■ **TASK REQUIREMENTS**:
1. Transcribe the part of the patrol manual passage that opens with the words containing "Suggestions for Patrols" and closes with "or two places.".
2. According to the patrol manual passage, why does wrapping a wire around all the telegraph wires and burying its ends in the ground disable the line? Answer in one to three sentences.
3. In the patrol manual passage, when do patrols carry out demolition?

■ **PASSAGE**:
• • • •

[1010]. Heights. Whether slopes are easy or steep; whether good defensive positions are offered; whether plateau is wide or narrow; whether passages are easy or difficult; whether the ground is broken or smooth, wooded or clear.
Suggestions for Patrols Employed in Executing Demolition
(Destruction or blocking of bridges, railroads, etc.)
[1011]. Patrols never execute any demolition unless specifically ordered to do so. Demolition may be of two different characters: Temporary demolition, such as cutting telegraph wires in but a few places or merely burning the flooring of bridges, removing a few rails from a track, etc., and permanent demolition, such as cutting down an entire telegraph line, completely destroying bridges, blowing in tunnels, etc. Only temporary demolition will be dealt with in this book.
[1012]. Telegraph Line. To temporarily disable telegraph lines, connect up different wires close to the glass insulators, wrap a wire around all the wires and bury its ends in the ground (this grounds or short circuits the wire), or cut all the wires in one or two places.

• • • •

■ **PROVIDED DATA**:

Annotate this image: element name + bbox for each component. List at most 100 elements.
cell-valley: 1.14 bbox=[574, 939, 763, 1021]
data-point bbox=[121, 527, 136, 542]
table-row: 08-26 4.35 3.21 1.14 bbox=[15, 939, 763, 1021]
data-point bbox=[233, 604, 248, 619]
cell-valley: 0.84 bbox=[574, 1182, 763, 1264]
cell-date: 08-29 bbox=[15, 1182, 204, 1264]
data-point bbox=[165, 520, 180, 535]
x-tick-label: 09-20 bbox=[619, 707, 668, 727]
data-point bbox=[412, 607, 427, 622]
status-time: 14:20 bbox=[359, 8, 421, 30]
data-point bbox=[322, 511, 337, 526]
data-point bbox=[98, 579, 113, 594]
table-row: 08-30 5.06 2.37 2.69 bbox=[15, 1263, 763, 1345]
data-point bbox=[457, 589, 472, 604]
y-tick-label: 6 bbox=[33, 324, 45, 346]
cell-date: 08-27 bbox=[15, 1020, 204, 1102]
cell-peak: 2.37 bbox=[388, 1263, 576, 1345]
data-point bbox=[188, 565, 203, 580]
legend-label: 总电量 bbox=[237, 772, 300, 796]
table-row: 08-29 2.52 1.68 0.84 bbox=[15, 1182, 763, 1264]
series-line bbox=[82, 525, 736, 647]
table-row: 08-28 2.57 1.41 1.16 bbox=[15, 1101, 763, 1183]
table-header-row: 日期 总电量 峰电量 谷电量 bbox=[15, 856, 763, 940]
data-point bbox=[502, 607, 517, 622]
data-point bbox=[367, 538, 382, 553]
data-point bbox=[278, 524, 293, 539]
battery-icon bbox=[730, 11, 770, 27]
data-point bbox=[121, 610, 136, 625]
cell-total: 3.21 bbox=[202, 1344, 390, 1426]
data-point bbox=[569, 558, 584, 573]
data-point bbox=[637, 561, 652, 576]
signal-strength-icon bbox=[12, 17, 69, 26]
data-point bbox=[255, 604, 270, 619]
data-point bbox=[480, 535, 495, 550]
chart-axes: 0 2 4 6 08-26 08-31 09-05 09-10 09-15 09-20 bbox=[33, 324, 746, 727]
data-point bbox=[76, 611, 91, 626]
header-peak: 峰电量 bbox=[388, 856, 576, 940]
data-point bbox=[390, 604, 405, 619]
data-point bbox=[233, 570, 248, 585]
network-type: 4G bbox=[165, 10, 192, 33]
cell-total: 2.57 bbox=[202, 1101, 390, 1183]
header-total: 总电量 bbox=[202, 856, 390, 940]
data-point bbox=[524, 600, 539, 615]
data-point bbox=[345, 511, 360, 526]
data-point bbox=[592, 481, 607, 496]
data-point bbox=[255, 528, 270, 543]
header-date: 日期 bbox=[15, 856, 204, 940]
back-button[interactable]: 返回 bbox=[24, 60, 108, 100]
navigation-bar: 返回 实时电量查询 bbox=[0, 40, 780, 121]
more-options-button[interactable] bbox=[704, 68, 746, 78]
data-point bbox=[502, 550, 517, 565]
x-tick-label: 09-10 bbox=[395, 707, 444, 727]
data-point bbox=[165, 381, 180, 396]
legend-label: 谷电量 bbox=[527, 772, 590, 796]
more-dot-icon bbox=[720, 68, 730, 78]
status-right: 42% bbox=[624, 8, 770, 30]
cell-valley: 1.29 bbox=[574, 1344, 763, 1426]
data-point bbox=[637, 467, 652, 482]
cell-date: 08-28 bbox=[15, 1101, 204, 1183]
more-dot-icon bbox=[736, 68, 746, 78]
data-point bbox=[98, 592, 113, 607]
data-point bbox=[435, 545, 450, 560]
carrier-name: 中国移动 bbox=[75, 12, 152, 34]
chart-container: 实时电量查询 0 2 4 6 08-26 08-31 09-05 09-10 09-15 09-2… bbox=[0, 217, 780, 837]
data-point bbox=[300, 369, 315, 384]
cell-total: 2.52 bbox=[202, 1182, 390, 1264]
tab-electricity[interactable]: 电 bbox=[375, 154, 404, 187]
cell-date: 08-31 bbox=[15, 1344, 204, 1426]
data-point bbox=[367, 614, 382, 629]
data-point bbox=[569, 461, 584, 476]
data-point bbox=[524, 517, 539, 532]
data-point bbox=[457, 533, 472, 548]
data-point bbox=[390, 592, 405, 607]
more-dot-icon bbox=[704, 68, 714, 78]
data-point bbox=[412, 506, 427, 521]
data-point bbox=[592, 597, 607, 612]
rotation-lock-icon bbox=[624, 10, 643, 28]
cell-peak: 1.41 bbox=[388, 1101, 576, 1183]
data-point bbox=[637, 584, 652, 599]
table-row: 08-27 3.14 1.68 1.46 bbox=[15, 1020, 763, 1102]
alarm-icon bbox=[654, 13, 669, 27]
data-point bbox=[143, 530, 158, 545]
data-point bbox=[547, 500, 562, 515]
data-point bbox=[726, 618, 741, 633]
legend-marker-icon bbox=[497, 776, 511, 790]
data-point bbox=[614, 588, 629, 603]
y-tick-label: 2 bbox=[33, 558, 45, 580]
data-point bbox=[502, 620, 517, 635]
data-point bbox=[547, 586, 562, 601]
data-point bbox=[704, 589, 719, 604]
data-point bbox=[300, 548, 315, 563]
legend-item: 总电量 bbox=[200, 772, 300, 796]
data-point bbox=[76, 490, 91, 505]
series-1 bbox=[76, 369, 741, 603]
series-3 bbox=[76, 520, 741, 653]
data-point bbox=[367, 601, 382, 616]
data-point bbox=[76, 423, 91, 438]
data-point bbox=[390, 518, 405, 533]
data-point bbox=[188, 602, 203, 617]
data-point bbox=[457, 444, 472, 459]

• • • •

■ **RESULTS OF THE TASKS**:
1.
Suggestions for Patrols Employed in Executing Demolition
(Destruction or blocking of bridges, railroads, etc.)
[1011]. Patrols never execute any demolition unless specifically ordered to do so. Demolition may be of two different characters: Temporary demolition, such as cutting telegraph wires in but a few places or merely burning the flooring of bridges, removing a few rails from a track, etc., and permanent demolition, such as cutting down an entire telegraph line, completely destroying bridges, blowing in tunnels, etc. Only temporary demolition will be dealt with in this book.
[1012]. Telegraph Line. To temporarily disable telegraph lines, connect up different wires close to the glass insulators, wrap a wire around all the wires and bury its ends in the ground (this grounds or short circuits the wire), or cut all the wires in one or two places.

2. Wrapping a wire around all the telegraph wires and burying its ends in the ground grounds or short-circuits the wire, which disables the line.

3. Only when they are specifically ordered to do so.